> [GIVEN REQUEST] Extract all of the entries and set them down verbatim.

-------

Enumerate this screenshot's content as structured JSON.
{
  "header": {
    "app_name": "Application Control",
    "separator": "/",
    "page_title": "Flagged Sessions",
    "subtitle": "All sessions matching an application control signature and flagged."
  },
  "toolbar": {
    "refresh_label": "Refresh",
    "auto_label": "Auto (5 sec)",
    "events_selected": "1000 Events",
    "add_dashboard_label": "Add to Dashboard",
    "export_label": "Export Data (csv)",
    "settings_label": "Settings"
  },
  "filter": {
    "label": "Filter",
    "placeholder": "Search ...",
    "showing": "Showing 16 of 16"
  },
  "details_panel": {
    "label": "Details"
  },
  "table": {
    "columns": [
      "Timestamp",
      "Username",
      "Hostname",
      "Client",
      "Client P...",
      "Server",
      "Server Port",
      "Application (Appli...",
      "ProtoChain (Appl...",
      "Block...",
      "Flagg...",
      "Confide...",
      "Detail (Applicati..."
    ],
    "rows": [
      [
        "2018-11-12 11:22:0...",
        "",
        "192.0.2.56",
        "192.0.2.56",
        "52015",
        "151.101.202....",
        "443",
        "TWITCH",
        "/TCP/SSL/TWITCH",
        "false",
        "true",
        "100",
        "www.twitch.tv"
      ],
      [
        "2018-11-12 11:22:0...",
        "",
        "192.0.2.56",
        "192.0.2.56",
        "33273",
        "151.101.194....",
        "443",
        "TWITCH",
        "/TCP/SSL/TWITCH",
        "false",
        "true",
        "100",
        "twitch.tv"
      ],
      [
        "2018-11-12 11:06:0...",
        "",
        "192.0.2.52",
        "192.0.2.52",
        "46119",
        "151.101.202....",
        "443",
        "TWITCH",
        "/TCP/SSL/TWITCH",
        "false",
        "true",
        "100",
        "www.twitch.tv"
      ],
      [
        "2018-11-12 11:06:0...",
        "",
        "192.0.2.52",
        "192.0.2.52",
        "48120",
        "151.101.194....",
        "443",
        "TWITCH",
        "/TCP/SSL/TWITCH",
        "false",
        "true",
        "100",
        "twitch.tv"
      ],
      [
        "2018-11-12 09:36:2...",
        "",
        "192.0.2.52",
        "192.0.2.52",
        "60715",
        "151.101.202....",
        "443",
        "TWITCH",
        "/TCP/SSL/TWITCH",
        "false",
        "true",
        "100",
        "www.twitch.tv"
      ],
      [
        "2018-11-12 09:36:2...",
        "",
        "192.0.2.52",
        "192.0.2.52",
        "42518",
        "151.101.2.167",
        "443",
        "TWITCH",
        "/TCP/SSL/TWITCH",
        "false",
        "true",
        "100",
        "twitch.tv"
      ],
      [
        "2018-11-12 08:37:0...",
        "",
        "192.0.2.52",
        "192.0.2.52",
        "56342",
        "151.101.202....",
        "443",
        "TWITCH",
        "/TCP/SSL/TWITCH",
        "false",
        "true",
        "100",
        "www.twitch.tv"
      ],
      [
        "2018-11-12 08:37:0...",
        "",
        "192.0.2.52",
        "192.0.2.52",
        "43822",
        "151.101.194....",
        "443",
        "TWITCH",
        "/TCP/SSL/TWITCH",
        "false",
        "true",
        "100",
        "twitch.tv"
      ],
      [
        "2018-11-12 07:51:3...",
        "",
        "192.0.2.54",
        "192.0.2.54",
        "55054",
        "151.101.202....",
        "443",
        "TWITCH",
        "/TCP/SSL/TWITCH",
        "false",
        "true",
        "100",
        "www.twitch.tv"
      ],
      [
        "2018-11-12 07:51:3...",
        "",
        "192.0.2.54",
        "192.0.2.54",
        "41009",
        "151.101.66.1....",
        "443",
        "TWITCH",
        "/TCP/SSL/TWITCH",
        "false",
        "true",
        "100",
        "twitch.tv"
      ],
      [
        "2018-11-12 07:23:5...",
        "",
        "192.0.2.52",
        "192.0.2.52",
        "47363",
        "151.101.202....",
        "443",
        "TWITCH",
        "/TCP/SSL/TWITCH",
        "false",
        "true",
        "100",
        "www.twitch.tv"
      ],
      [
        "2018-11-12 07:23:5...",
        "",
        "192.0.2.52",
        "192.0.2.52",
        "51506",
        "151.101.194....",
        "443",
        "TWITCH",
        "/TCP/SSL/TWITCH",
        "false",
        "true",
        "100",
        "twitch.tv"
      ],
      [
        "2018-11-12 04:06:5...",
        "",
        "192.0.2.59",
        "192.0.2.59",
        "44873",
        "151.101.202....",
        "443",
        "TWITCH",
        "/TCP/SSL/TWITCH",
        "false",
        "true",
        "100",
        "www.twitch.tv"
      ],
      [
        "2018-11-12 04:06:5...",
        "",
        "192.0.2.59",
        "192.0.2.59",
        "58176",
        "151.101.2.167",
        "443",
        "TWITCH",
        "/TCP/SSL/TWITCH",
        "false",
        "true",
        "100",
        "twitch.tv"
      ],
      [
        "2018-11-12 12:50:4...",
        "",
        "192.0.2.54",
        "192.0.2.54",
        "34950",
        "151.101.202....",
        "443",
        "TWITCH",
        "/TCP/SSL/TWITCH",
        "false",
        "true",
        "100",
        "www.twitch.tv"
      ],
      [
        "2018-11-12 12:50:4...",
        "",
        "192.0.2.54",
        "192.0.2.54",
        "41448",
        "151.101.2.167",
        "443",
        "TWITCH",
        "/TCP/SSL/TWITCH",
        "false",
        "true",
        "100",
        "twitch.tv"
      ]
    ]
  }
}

-------

> [FINAL RESULT]
Enumerate this screenshot's content as structured JSON.
{
  "header": {
    "app_name": "Application Control",
    "separator": "/",
    "page_title": "Flagged Sessions",
    "subtitle": "All sessions matching an application control signature and flagged."
  },
  "toolbar": {
    "refresh_label": "Refresh",
    "auto_label": "Auto (5 sec)",
    "events_selected": "1000 Events",
    "add_dashboard_label": "Add to Dashboard",
    "export_label": "Export Data (csv)",
    "settings_label": "Settings"
  },
  "filter": {
    "label": "Filter",
    "placeholder": "Search ...",
    "showing": "Showing 16 of 16"
  },
  "details_panel": {
    "label": "Details"
  },
  "table": {
    "columns": [
      "Timestamp",
      "Username",
      "Hostname",
      "Client",
      "Client P...",
      "Server",
      "Server Port",
      "Application (Appli...",
      "ProtoChain (Appl...",
      "Block...",
      "Flagg...",
      "Confide...",
      "Detail (Applicati..."
    ],
    "rows": [
      [
        "2018-11-12 11:22:0...",
        "",
        "192.0.2.56",
        "192.0.2.56",
        "52015",
        "151.101.202....",
        "443",
        "TWITCH",
        "/TCP/SSL/TWITCH",
        "false",
        "true",
        "100",
        "www.twitch.tv"
      ],
      [
        "2018-11-12 11:22:0...",
        "",
        "192.0.2.56",
        "192.0.2.56",
        "33273",
        "151.101.194....",
        "443",
        "TWITCH",
        "/TCP/SSL/TWITCH",
        "false",
        "true",
        "100",
        "twitch.tv"
      ],
      [
        "2018-11-12 11:06:0...",
        "",
        "192.0.2.52",
        "192.0.2.52",
        "46119",
        "151.101.202....",
        "443",
        "TWITCH",
        "/TCP/SSL/TWITCH",
        "false",
        "true",
        "100",
        "www.twitch.tv"
      ],
      [
        "2018-11-12 11:06:0...",
        "",
        "192.0.2.52",
        "192.0.2.52",
        "48120",
        "151.101.194....",
        "443",
        "TWITCH",
        "/TCP/SSL/TWITCH",
        "false",
        "true",
        "100",
        "twitch.tv"
      ],
      [
        "2018-11-12 09:36:2...",
        "",
        "192.0.2.52",
        "192.0.2.52",
        "60715",
        "151.101.202....",
        "443",
        "TWITCH",
        "/TCP/SSL/TWITCH",
        "false",
        "true",
        "100",
        "www.twitch.tv"
      ],
      [
        "2018-11-12 09:36:2...",
        "",
        "192.0.2.52",
        "192.0.2.52",
        "42518",
        "151.101.2.167",
        "443",
        "TWITCH",
        "/TCP/SSL/TWITCH",
        "false",
        "true",
        "100",
        "twitch.tv"
      ],
      [
        "2018-11-12 08:37:0...",
        "",
        "192.0.2.52",
        "192.0.2.52",
        "56342",
        "151.101.202....",
        "443",
        "TWITCH",
        "/TCP/SSL/TWITCH",
        "false",
        "true",
        "100",
        "www.twitch.tv"
      ],
      [
        "2018-11-12 08:37:0...",
        "",
        "192.0.2.52",
        "192.0.2.52",
        "43822",
        "151.101.194....",
        "443",
        "TWITCH",
        "/TCP/SSL/TWITCH",
        "false",
        "true",
        "100",
        "twitch.tv"
      ],
      [
        "2018-11-12 07:51:3...",
        "",
        "192.0.2.54",
        "192.0.2.54",
        "55054",
        "151.101.202....",
        "443",
        "TWITCH",
        "/TCP/SSL/TWITCH",
        "false",
        "true",
        "100",
        "www.twitch.tv"
      ],
      [
        "2018-11-12 07:51:3...",
        "",
        "192.0.2.54",
        "192.0.2.54",
        "41009",
        "151.101.66.1....",
        "443",
        "TWITCH",
        "/TCP/SSL/TWITCH",
        "false",
        "true",
        "100",
        "twitch.tv"
      ],
      [
        "2018-11-12 07:23:5...",
        "",
        "192.0.2.52",
        "192.0.2.52",
        "47363",
        "151.101.202....",
        "443",
        "TWITCH",
        "/TCP/SSL/TWITCH",
        "false",
        "true",
        "100",
        "www.twitch.tv"
      ],
      [
        "2018-11-12 07:23:5...",
        "",
        "192.0.2.52",
        "192.0.2.52",
        "51506",
        "151.101.194....",
        "443",
        "TWITCH",
        "/TCP/SSL/TWITCH",
        "false",
        "true",
        "100",
        "twitch.tv"
      ],
      [
        "2018-11-12 04:06:5...",
        "",
        "192.0.2.59",
        "192.0.2.59",
        "44873",
        "151.101.202....",
        "443",
        "TWITCH",
        "/TCP/SSL/TWITCH",
        "false",
        "true",
        "100",
        "www.twitch.tv"
      ],
      [
        "2018-11-12 04:06:5...",
        "",
        "192.0.2.59",
        "192.0.2.59",
        "58176",
        "151.101.2.167",
        "443",
        "TWITCH",
        "/TCP/SSL/TWITCH",
        "false",
        "true",
        "100",
        "twitch.tv"
      ],
      [
        "2018-11-12 12:50:4...",
        "",
        "192.0.2.54",
        "192.0.2.54",
        "34950",
        "151.101.202....",
        "443",
        "TWITCH",
        "/TCP/SSL/TWITCH",
        "false",
        "true",
        "100",
        "www.twitch.tv"
      ],
      [
        "2018-11-12 12:50:4...",
        "",
        "192.0.2.54",
        "192.0.2.54",
        "41448",
        "151.101.2.167",
        "443",
        "TWITCH",
        "/TCP/SSL/TWITCH",
        "false",
        "true",
        "100",
        "twitch.tv"
      ]
    ]
  }
}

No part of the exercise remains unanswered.